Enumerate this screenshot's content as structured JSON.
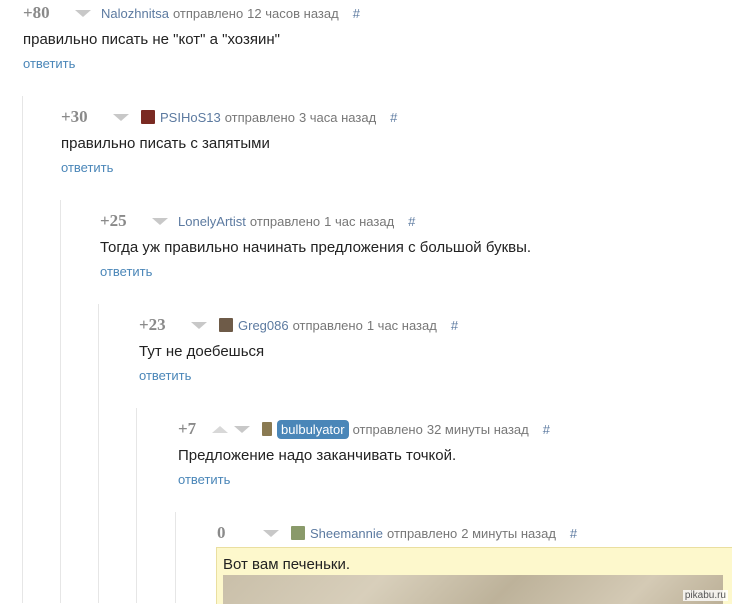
{
  "sent_label": "отправлено",
  "hash_label": "#",
  "reply_label": "ответить",
  "colors": {
    "username": "#5c7aa0",
    "reply_link": "#4a86b8",
    "badge_bg": "#4a86b8",
    "highlight_bg": "#fdf8cc"
  },
  "comments": [
    {
      "rating": "+80",
      "author": "Nalozhnitsa",
      "time": "12 часов назад",
      "text": "правильно писать не \"кот\" а \"хозяин\""
    },
    {
      "rating": "+30",
      "author": "PSIHoS13",
      "time": "3 часа назад",
      "text": "правильно писать с запятыми"
    },
    {
      "rating": "+25",
      "author": "LonelyArtist",
      "time": "1 час назад",
      "text": "Тогда уж правильно начинать предложения с большой буквы."
    },
    {
      "rating": "+23",
      "author": "Greg086",
      "time": "1 час назад",
      "text": "Тут не доебешься"
    },
    {
      "rating": "+7",
      "author": "bulbulyator",
      "time": "32 минуты назад",
      "text": "Предложение надо заканчивать точкой."
    },
    {
      "rating": "0",
      "author": "Sheemannie",
      "time": "2 минуты назад",
      "text": "Вот вам печеньки."
    }
  ],
  "watermark": "pikabu.ru"
}
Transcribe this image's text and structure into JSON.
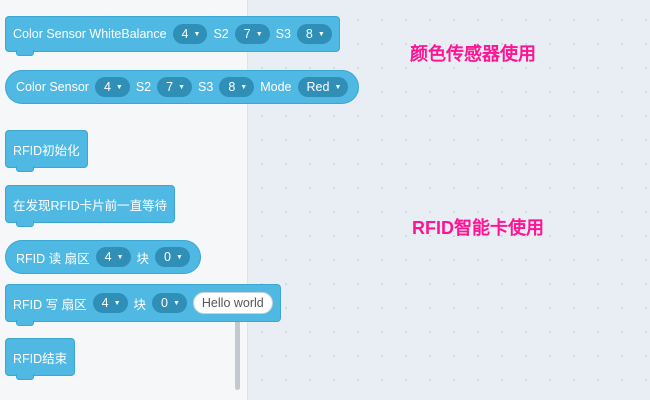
{
  "annotations": {
    "color_sensor_usage": "颜色传感器使用",
    "rfid_usage": "RFID智能卡使用",
    "color": "#ff1493"
  },
  "blocks": {
    "color_wb": {
      "label": "Color Sensor WhiteBalance",
      "dd1": "4",
      "s2_label": "S2",
      "dd2": "7",
      "s3_label": "S3",
      "dd3": "8"
    },
    "color_sensor": {
      "label": "Color Sensor",
      "dd1": "4",
      "s2_label": "S2",
      "dd2": "7",
      "s3_label": "S3",
      "dd3": "8",
      "mode_label": "Mode",
      "mode_value": "Red"
    },
    "rfid_init": {
      "label": "RFID初始化"
    },
    "rfid_wait": {
      "label": "在发现RFID卡片前一直等待"
    },
    "rfid_read": {
      "label": "RFID 读 扇区",
      "sector": "4",
      "block_label": "块",
      "block": "0"
    },
    "rfid_write": {
      "label": "RFID 写 扇区",
      "sector": "4",
      "block_label": "块",
      "block": "0",
      "text": "Hello world"
    },
    "rfid_end": {
      "label": "RFID结束"
    }
  },
  "colors": {
    "block_fill": "#4fb9e3",
    "block_border": "#3aa6d2",
    "dropdown_fill": "#2f8fb6",
    "workspace_bg": "#e9eef4",
    "palette_bg": "#f5f7f9"
  },
  "icons": {
    "dropdown": "caret-down-icon"
  }
}
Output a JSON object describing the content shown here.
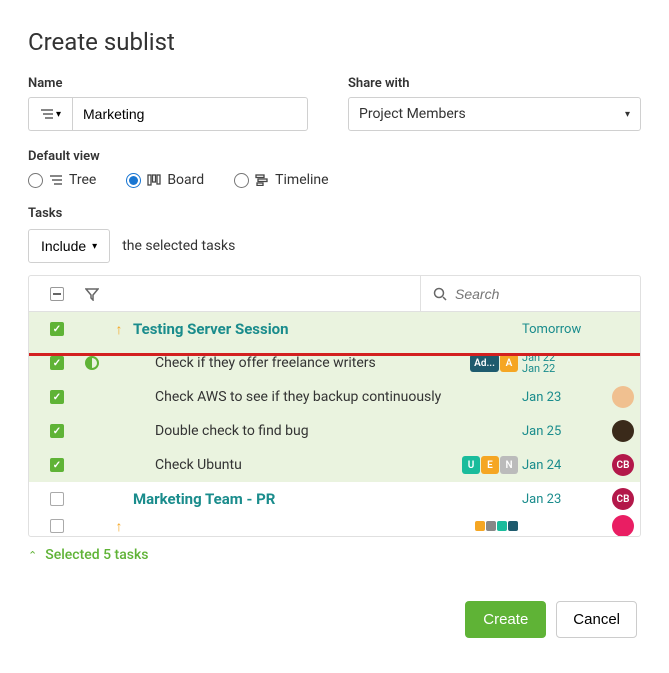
{
  "title": "Create sublist",
  "fields": {
    "name_label": "Name",
    "name_value": "Marketing",
    "share_label": "Share with",
    "share_value": "Project Members",
    "view_label": "Default view",
    "views": {
      "tree": "Tree",
      "board": "Board",
      "timeline": "Timeline",
      "selected": "board"
    }
  },
  "tasks_section": {
    "label": "Tasks",
    "include_label": "Include",
    "include_suffix": "the selected tasks",
    "search_placeholder": "Search"
  },
  "tasks": [
    {
      "checked": true,
      "group": true,
      "arrow": true,
      "title": "Testing Server Session",
      "date": "Tomorrow",
      "tags": [],
      "avatar": null
    },
    {
      "checked": true,
      "status": true,
      "title": "Check if they offer freelance writers",
      "date": "Jan 22 - Jan 22",
      "tags": [
        {
          "text": "Ad...",
          "bg": "#1e5b6e"
        },
        {
          "text": "A",
          "bg": "#f5a623"
        }
      ],
      "avatar": null
    },
    {
      "checked": true,
      "title": "Check AWS to see if they backup continuously",
      "date": "Jan 23",
      "tags": [],
      "avatar": {
        "bg": "#f0c090",
        "text": ""
      }
    },
    {
      "checked": true,
      "title": "Double check to find bug",
      "date": "Jan 25",
      "tags": [],
      "avatar": {
        "bg": "#3a2a1a",
        "text": ""
      }
    },
    {
      "checked": true,
      "title": "Check Ubuntu",
      "date": "Jan 24",
      "tags": [
        {
          "text": "U",
          "bg": "#1abc9c"
        },
        {
          "text": "E",
          "bg": "#f5a623"
        },
        {
          "text": "N",
          "bg": "#bbb"
        }
      ],
      "avatar": {
        "bg": "#b3184a",
        "text": "CB"
      }
    },
    {
      "checked": false,
      "group": true,
      "title": "Marketing Team - PR",
      "date": "Jan 23",
      "tags": [],
      "avatar": {
        "bg": "#b3184a",
        "text": "CB"
      }
    },
    {
      "checked": false,
      "arrow": true,
      "title": "",
      "date": "",
      "tags": [
        {
          "text": "",
          "bg": "#f5a623"
        },
        {
          "text": "",
          "bg": "#888"
        },
        {
          "text": "",
          "bg": "#1abc9c"
        },
        {
          "text": "",
          "bg": "#1e5b6e"
        }
      ],
      "avatar": {
        "bg": "#e91e63",
        "text": ""
      },
      "cut": true
    }
  ],
  "selected_text": "Selected 5 tasks",
  "buttons": {
    "create": "Create",
    "cancel": "Cancel"
  },
  "colors": {
    "accent": "#5fb336",
    "teal": "#1a8c8c"
  }
}
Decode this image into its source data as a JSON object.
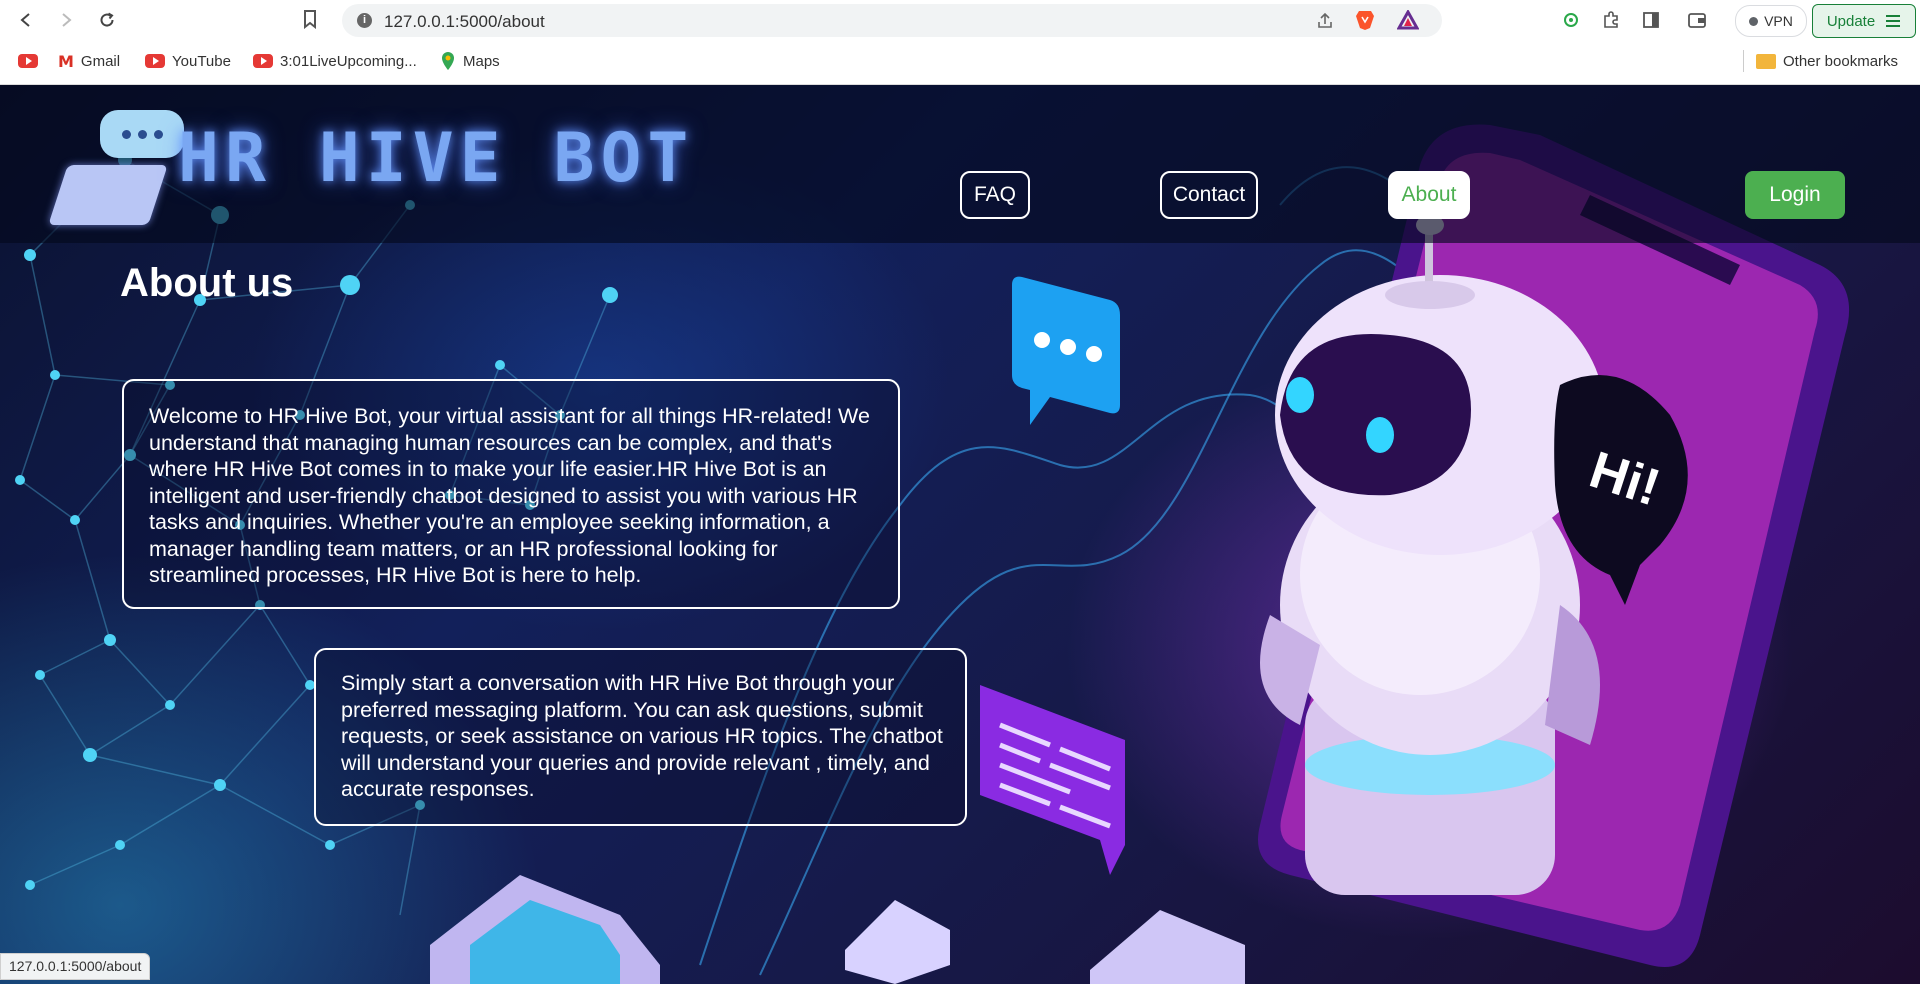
{
  "browser": {
    "url": "127.0.0.1:5000/about",
    "bookmarks": [
      "Gmail",
      "YouTube",
      "3:01LiveUpcoming...",
      "Maps"
    ],
    "other_bookmarks": "Other bookmarks",
    "vpn_label": "VPN",
    "update_label": "Update"
  },
  "site": {
    "logo_text": "HR HIVE BOT",
    "nav": {
      "faq": "FAQ",
      "contact": "Contact",
      "about": "About",
      "login": "Login"
    }
  },
  "about": {
    "title": "About us",
    "paragraphs": [
      "Welcome to HR Hive Bot, your virtual assistant for all things HR-related! We understand that managing human resources can be complex, and that's where HR Hive Bot comes in to make your life easier.HR Hive Bot is an intelligent and user-friendly chatbot designed to assist you with various HR tasks and inquiries. Whether you're an employee seeking information, a manager handling team matters, or an HR professional looking for streamlined processes, HR Hive Bot is here to help.",
      "Simply start a conversation with HR Hive Bot through your preferred messaging platform. You can ask questions, submit requests, or seek assistance on various HR topics. The chatbot will understand your queries and provide relevant , timely, and accurate responses."
    ]
  },
  "hero": {
    "speech_text": "Hi!"
  },
  "status_bar": "127.0.0.1:5000/about",
  "colors": {
    "accent_green": "#4caf50",
    "logo_blue": "#7aa7f2"
  }
}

++++++++++++++++++++

EXERCISE TASK — Tally how many lines in the material above hold the word "author". Write only that number.

ANSWER — 6